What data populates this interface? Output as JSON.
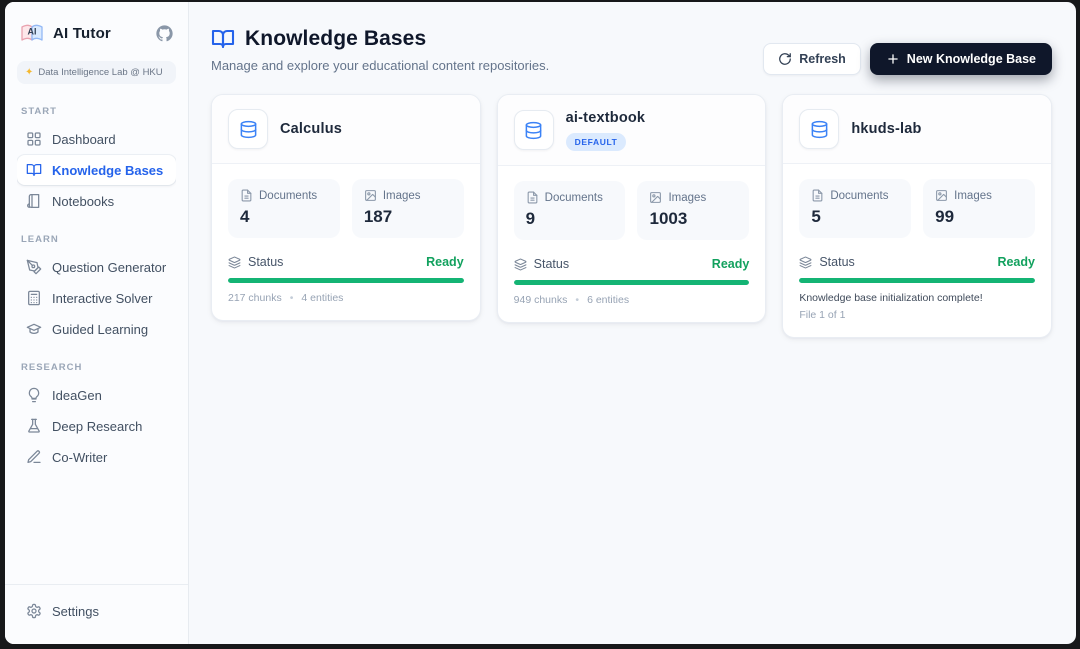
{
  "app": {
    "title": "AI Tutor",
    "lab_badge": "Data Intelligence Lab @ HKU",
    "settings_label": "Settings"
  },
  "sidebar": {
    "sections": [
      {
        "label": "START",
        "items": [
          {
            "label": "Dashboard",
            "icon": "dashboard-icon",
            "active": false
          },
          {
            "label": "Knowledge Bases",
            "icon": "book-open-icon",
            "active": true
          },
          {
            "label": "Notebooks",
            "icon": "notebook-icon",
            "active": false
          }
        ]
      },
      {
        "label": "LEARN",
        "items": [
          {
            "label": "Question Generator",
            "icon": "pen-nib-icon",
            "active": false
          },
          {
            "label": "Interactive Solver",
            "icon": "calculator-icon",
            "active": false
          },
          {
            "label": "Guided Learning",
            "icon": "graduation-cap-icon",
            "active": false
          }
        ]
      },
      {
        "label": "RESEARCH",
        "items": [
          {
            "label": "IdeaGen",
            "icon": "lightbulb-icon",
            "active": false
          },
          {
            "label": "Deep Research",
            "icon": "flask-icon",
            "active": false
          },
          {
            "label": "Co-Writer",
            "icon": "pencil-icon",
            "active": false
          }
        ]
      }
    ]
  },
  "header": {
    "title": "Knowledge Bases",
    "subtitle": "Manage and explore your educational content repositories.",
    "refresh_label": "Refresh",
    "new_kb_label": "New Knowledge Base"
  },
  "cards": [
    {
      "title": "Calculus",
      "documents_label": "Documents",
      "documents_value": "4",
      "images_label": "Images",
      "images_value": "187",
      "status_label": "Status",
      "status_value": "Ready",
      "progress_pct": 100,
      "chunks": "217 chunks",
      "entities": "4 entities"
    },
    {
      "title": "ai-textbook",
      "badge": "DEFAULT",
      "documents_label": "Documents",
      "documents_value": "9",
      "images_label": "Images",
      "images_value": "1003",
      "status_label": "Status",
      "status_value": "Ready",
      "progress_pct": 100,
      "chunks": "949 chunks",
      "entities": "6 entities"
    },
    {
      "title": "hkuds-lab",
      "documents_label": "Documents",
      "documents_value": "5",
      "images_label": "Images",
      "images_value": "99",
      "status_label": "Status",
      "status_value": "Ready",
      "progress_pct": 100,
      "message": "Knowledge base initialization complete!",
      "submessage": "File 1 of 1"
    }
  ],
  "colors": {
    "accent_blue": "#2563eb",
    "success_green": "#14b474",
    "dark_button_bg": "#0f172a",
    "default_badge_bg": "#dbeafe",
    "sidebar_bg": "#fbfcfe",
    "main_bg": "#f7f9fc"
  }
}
* * *
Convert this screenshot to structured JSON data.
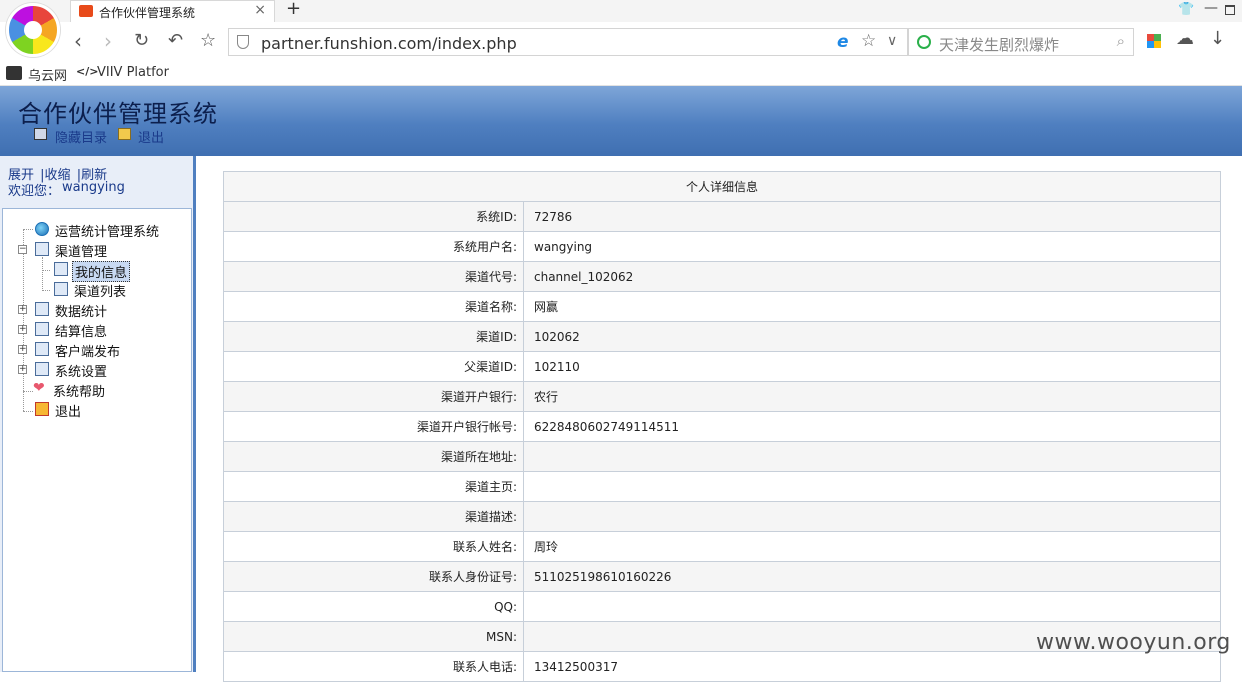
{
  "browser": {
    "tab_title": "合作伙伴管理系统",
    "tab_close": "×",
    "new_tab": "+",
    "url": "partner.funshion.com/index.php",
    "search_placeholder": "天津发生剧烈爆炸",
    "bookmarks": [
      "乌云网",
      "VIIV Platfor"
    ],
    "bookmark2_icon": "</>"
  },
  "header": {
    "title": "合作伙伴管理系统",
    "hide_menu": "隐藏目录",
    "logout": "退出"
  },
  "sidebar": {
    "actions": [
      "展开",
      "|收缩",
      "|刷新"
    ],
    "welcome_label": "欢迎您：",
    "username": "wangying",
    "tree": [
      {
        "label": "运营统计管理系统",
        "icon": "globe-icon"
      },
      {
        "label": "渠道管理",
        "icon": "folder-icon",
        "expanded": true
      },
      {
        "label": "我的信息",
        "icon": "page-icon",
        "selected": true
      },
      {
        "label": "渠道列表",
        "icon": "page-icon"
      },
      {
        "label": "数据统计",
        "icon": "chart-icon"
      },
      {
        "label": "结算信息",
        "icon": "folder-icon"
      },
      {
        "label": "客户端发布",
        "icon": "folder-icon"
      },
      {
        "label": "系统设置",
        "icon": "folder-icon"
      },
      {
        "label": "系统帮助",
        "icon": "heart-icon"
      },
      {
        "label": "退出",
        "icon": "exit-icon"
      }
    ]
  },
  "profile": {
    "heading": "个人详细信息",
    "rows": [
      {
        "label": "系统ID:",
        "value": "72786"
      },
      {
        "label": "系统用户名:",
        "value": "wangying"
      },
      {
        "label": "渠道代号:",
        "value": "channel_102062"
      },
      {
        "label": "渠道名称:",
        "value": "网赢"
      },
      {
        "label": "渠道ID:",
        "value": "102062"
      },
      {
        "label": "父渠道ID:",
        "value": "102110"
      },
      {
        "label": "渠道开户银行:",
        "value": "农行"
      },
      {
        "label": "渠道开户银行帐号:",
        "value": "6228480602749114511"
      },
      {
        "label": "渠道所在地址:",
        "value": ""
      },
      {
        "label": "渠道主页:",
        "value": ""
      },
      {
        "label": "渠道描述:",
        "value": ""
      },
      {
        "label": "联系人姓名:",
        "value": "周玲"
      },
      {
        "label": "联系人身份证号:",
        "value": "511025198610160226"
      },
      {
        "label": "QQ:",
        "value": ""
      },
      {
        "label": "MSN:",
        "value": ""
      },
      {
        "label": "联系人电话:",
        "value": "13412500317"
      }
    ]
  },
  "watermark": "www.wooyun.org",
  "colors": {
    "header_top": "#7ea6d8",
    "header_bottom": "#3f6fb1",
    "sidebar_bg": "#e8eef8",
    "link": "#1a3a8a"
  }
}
==
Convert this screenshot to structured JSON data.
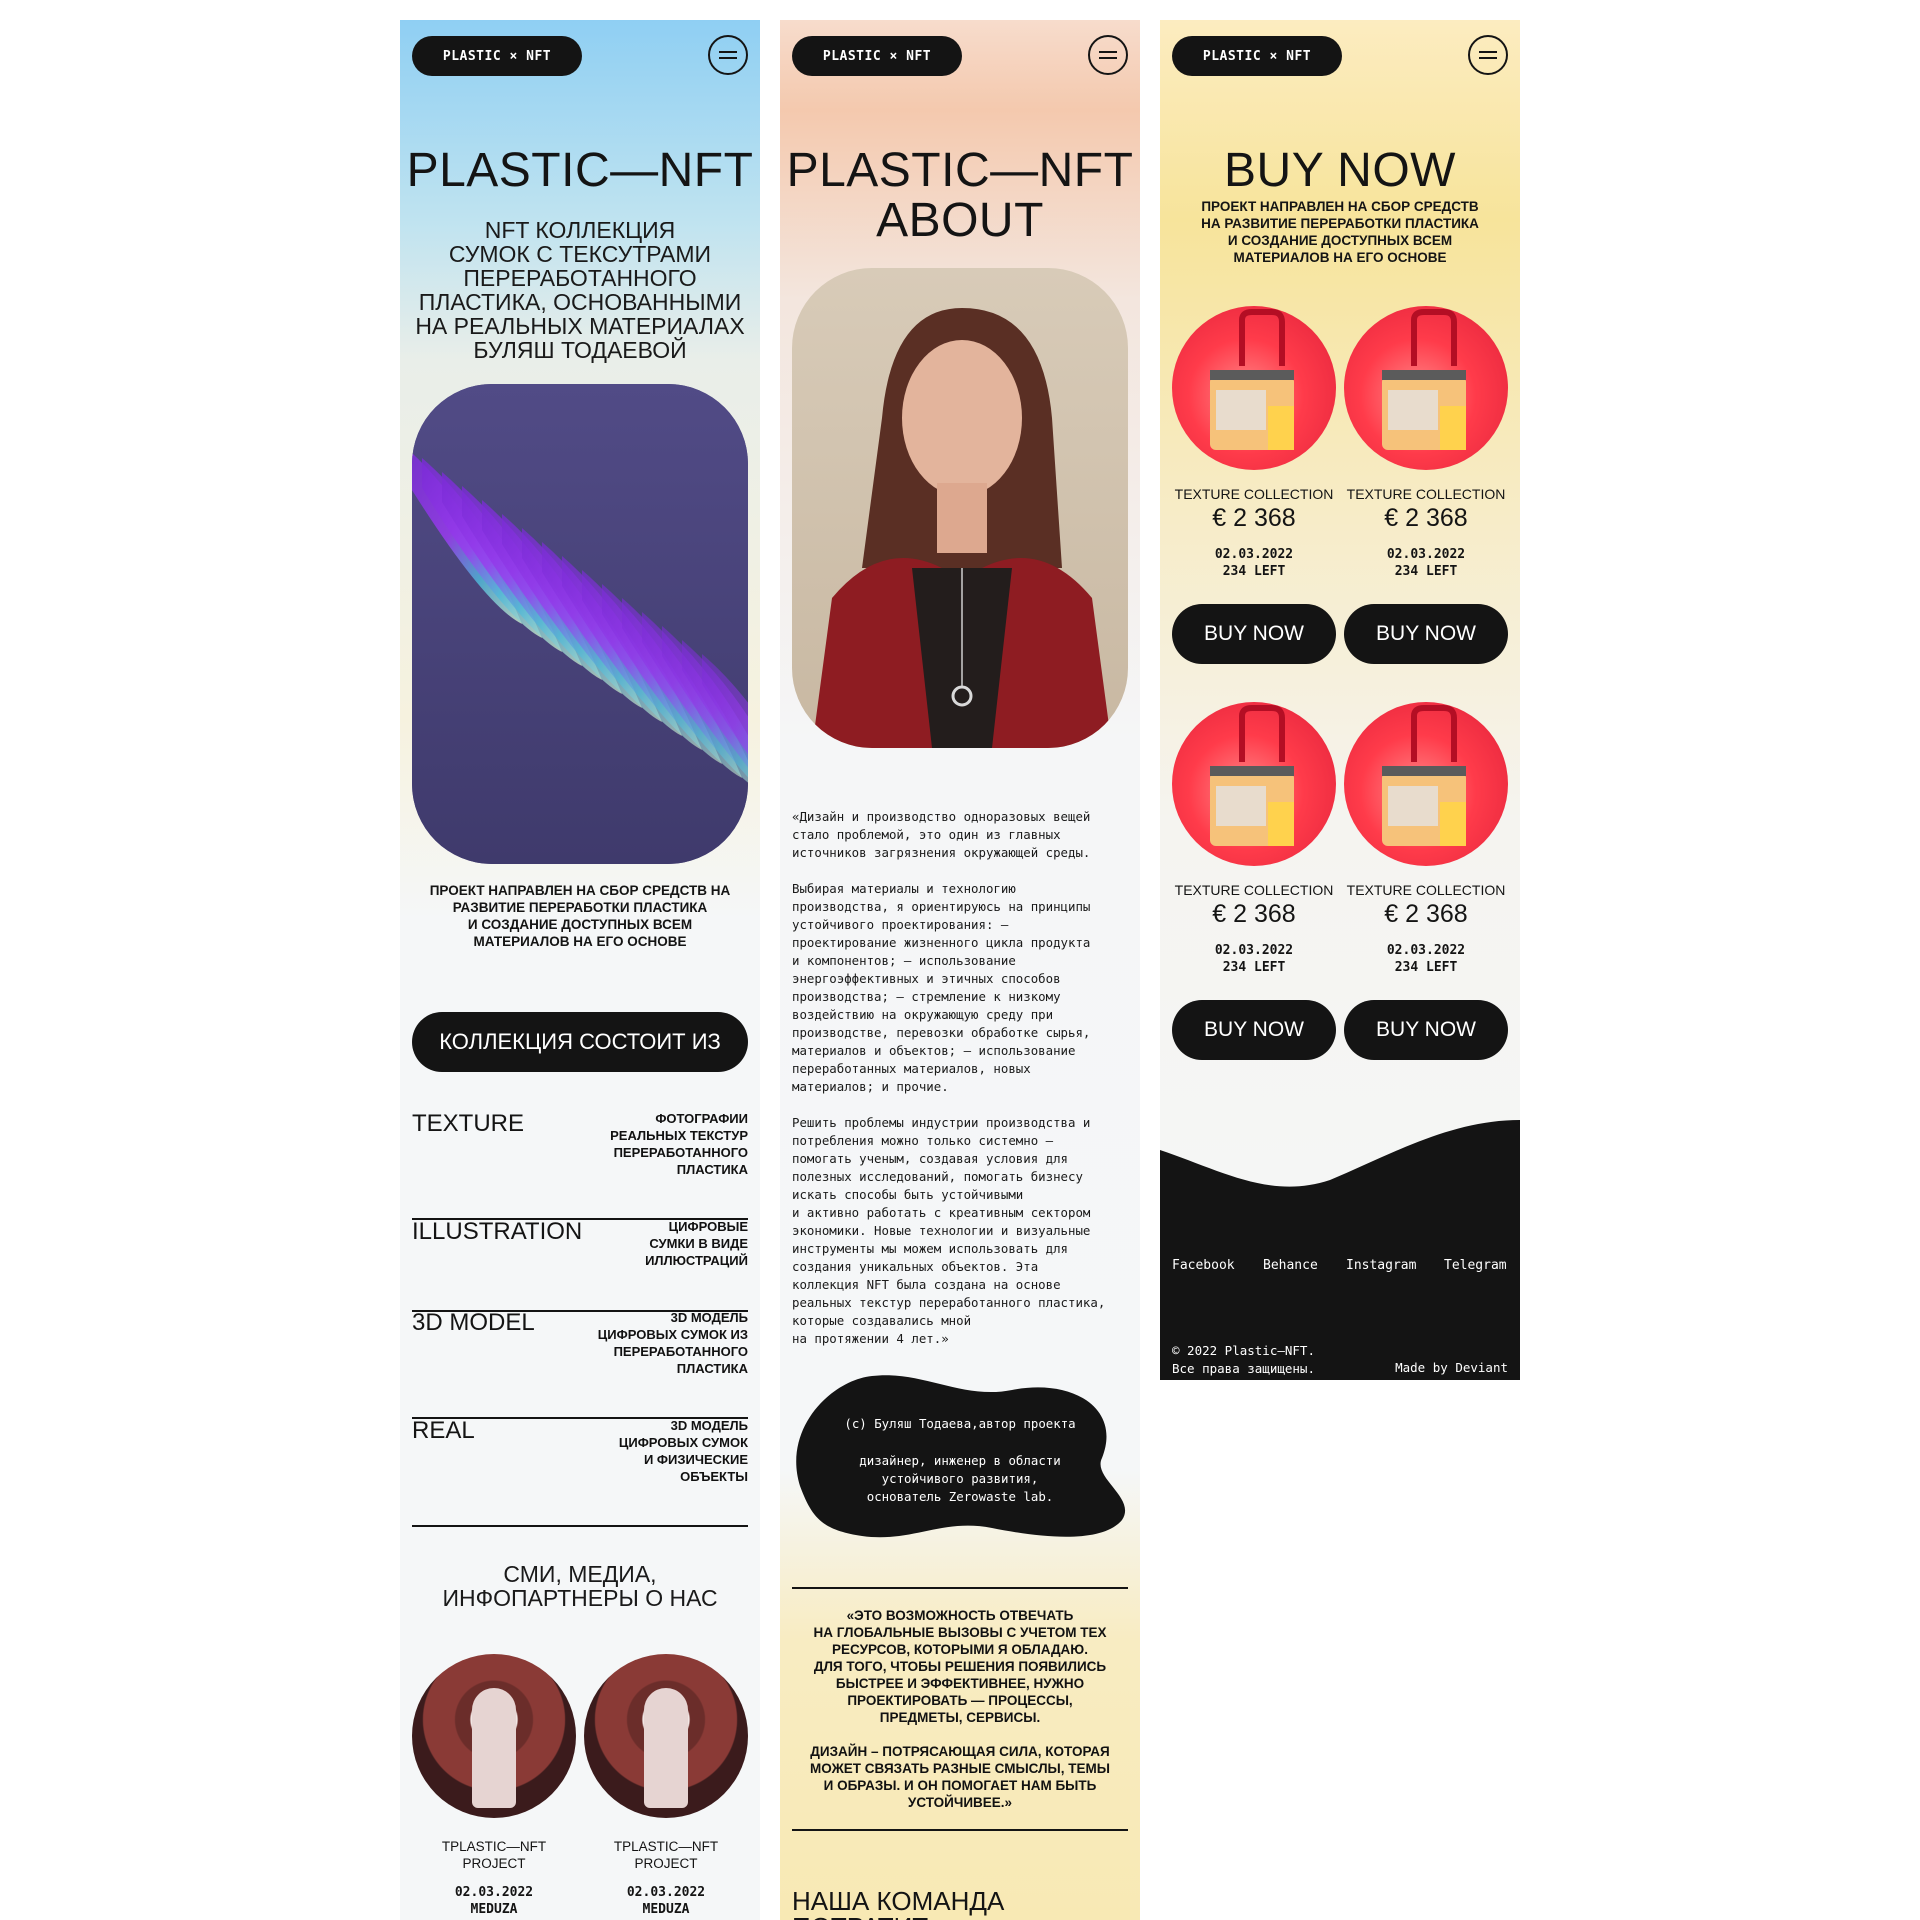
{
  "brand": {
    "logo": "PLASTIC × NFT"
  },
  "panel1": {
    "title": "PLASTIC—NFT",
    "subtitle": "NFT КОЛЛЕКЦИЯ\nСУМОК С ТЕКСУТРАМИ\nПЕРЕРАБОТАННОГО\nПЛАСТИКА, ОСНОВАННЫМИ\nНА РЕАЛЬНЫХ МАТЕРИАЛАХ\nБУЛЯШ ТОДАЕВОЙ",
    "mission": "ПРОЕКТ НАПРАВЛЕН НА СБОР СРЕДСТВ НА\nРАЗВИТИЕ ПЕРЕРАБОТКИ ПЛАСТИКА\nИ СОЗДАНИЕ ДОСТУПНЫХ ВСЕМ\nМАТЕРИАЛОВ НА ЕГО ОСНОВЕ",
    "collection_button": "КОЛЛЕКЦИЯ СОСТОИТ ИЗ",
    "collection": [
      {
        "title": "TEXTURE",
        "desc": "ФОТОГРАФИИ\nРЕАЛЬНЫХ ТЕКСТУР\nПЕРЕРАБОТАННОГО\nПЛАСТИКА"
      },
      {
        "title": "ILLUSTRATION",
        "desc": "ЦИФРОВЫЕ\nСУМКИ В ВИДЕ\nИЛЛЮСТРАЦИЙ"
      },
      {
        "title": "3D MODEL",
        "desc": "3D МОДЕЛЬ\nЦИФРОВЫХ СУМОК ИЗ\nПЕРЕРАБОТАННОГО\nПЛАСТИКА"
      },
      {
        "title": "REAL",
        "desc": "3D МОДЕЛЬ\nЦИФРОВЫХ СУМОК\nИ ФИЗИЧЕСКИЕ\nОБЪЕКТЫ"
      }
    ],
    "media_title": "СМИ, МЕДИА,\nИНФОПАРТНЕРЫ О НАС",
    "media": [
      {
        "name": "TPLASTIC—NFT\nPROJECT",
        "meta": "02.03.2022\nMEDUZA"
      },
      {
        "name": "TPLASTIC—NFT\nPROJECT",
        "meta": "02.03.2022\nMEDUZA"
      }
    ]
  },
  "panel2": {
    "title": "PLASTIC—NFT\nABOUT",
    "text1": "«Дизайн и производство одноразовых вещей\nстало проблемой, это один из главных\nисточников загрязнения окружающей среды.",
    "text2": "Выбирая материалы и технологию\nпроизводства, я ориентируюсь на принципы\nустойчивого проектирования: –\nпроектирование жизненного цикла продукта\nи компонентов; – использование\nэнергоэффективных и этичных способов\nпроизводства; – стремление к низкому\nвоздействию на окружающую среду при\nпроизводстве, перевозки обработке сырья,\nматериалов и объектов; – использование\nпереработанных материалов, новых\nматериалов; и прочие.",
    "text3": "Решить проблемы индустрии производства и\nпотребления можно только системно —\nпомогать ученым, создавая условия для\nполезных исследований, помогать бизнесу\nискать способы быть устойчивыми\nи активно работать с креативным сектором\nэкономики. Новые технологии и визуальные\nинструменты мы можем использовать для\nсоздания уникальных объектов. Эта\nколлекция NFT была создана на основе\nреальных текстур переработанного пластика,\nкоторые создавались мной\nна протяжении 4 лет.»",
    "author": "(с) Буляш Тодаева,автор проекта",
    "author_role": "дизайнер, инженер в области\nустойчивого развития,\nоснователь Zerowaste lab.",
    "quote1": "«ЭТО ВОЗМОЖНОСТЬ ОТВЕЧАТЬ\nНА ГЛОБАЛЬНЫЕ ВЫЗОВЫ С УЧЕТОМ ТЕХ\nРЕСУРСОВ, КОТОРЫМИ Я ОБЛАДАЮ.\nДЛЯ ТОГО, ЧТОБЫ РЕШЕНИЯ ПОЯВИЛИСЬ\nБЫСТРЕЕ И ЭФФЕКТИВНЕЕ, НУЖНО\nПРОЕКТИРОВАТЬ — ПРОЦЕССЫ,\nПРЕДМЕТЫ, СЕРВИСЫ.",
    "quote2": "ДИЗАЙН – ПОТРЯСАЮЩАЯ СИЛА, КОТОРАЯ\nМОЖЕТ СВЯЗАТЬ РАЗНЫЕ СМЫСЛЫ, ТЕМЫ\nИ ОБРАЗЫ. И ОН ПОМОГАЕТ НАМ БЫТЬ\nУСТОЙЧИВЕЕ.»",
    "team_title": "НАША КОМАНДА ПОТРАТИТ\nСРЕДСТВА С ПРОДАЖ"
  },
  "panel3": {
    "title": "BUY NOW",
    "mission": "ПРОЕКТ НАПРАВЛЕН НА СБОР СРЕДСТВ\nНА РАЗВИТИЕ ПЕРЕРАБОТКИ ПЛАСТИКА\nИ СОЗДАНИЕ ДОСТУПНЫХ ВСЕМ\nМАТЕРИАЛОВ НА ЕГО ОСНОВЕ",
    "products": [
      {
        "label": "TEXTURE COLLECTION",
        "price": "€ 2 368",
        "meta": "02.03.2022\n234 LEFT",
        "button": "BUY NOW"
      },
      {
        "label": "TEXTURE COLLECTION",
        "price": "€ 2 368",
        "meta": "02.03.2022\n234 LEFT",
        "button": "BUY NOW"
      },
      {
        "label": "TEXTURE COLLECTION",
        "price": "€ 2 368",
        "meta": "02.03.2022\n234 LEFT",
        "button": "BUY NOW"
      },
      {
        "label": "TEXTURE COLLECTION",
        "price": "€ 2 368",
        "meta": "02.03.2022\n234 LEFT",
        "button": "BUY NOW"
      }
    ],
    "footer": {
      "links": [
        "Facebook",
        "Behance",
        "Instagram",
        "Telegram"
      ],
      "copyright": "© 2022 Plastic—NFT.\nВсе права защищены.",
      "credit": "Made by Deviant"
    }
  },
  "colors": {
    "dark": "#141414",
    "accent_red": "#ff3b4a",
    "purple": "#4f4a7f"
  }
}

EXERCISE DETAILS:
Report the number of lines of the listing above that hold the string "nПЛАСТИКА", with no other text.

TASK RESULT:
3